:: INPUT DATA ::

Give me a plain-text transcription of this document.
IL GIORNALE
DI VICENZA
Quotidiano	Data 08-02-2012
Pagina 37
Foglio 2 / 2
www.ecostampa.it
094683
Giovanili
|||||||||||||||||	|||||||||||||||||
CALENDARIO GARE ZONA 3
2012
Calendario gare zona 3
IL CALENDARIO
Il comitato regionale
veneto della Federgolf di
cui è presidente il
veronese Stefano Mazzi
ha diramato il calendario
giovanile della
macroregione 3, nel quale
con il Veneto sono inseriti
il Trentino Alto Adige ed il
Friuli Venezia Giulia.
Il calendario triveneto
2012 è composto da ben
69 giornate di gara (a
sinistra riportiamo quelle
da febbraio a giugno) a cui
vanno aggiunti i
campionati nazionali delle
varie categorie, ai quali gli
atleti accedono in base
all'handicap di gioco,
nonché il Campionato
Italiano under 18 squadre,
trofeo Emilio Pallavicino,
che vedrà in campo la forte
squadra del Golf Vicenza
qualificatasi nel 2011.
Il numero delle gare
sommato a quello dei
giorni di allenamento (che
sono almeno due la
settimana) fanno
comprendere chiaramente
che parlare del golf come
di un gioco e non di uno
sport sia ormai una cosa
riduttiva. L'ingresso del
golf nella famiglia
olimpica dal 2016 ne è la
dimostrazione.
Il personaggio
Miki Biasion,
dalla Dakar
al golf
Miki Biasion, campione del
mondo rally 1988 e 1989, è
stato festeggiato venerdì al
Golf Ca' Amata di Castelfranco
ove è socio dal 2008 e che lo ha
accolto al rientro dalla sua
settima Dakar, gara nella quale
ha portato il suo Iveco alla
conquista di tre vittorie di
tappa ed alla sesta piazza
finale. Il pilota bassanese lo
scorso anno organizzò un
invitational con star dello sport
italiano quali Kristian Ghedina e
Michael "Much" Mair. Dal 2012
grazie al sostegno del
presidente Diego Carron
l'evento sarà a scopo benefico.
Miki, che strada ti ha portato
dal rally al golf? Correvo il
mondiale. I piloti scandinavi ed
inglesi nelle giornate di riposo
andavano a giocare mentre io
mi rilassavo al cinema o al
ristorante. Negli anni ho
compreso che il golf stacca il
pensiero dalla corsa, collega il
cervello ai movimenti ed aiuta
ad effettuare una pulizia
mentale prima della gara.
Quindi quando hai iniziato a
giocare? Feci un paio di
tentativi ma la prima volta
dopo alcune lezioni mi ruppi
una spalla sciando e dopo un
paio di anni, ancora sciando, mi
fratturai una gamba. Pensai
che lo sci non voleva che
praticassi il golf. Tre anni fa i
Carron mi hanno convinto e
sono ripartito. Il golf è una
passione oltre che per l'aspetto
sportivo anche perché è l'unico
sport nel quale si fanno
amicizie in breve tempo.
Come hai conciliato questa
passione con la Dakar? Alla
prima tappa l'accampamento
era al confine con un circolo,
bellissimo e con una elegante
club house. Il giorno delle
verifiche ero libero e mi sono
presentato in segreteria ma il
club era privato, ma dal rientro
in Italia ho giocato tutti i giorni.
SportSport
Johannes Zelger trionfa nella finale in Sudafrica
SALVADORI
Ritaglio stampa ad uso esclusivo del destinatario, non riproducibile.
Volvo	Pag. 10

:::

Wherever the string "presidente" appears in the entries above, list that line.

cui è presidente il
presidente Diego Carron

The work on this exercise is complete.